--- START OF Task data ---

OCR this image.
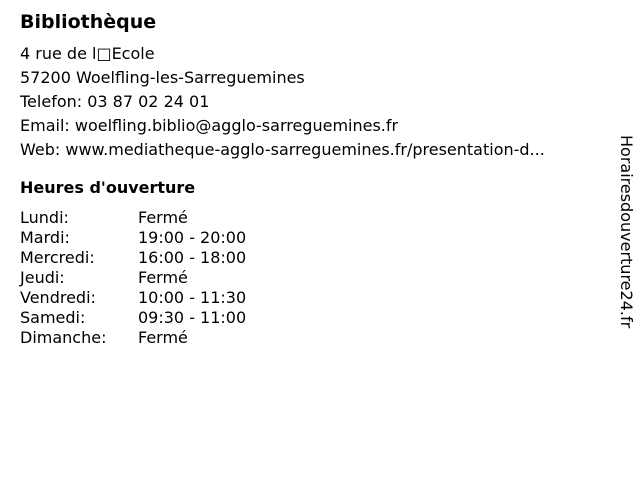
Bibliothèque
4 rue de l□Ecole
57200 Woelfling-les-Sarreguemines
Telefon: 03 87 02 24 01
Email: woelfling.biblio@agglo-sarreguemines.fr
Web: www.mediatheque-agglo-sarreguemines.fr/presentation-d...
Heures d'ouverture
Lundi:	Fermé
Mardi:	19:00 - 20:00
Mercredi:	16:00 - 18:00
Jeudi:	Fermé
Vendredi:	10:00 - 11:30
Samedi:	09:30 - 11:00
Dimanche:	Fermé
Horairesdouverture24.fr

--- END OF Task data ---

**Goal of the exercise**
Omit the pictures and reproduce the listing exactly.

**Reply**
OCR this image.
Bibliothèque
4 rue de l□Ecole
57200 Woelfling-les-Sarreguemines
Telefon: 03 87 02 24 01
Email: woelfling.biblio@agglo-sarreguemines.fr
Web: www.mediatheque-agglo-sarreguemines.fr/presentation-d...
Heures d'ouverture
Lundi:	Fermé
Mardi:	19:00 - 20:00
Mercredi:	16:00 - 18:00
Jeudi:	Fermé
Vendredi:	10:00 - 11:30
Samedi:	09:30 - 11:00
Dimanche:	Fermé
Horairesdouverture24.fr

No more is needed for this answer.